The task: Search the material below for the string "lattiatason" and list each line that holds it.

━━━ Source records

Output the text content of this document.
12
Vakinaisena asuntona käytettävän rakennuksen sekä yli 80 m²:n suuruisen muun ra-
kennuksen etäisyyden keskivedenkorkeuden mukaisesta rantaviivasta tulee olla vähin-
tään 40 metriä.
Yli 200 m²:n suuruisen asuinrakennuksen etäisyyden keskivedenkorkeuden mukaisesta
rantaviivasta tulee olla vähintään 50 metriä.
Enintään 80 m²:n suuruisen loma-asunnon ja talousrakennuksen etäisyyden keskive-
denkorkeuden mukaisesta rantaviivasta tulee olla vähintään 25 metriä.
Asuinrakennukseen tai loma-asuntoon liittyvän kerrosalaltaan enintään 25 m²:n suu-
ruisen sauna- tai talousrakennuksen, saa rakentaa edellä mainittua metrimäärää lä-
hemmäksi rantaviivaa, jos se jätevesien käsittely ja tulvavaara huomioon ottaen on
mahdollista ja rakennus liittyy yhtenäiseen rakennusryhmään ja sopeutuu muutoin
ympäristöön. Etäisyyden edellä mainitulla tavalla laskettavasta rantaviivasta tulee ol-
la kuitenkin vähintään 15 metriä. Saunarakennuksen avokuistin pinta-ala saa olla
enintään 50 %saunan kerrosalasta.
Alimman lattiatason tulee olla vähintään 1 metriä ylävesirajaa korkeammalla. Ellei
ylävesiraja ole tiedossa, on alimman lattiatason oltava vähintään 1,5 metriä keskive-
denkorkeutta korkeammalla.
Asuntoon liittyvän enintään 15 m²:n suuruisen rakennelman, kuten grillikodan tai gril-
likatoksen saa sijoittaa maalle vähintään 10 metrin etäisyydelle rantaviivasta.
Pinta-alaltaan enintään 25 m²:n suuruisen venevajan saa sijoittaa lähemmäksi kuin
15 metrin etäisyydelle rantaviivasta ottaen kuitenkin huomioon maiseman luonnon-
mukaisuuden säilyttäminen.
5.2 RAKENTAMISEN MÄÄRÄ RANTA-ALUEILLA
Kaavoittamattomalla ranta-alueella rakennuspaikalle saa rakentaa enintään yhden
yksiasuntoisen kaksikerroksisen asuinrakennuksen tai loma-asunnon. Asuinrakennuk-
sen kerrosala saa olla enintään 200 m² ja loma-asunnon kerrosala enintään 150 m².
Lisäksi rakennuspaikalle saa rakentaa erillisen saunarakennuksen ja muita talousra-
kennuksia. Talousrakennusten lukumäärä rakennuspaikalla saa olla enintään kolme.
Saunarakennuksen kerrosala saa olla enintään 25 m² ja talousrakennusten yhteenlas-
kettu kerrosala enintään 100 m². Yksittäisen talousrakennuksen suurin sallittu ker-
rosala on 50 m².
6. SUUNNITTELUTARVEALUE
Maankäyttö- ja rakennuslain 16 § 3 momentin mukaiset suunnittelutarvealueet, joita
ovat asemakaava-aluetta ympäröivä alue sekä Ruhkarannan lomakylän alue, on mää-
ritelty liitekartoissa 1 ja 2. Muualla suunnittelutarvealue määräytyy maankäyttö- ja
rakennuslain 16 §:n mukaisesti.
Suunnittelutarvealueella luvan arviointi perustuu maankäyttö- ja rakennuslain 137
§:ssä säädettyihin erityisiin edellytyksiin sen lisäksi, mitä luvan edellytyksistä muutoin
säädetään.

━━━━━━

Answer for the task:
Alimman lattiatason tulee olla vähintään 1 metriä ylävesirajaa korkeammalla. Ellei
ylävesiraja ole tiedossa, on alimman lattiatason oltava vähintään 1,5 metriä keskive-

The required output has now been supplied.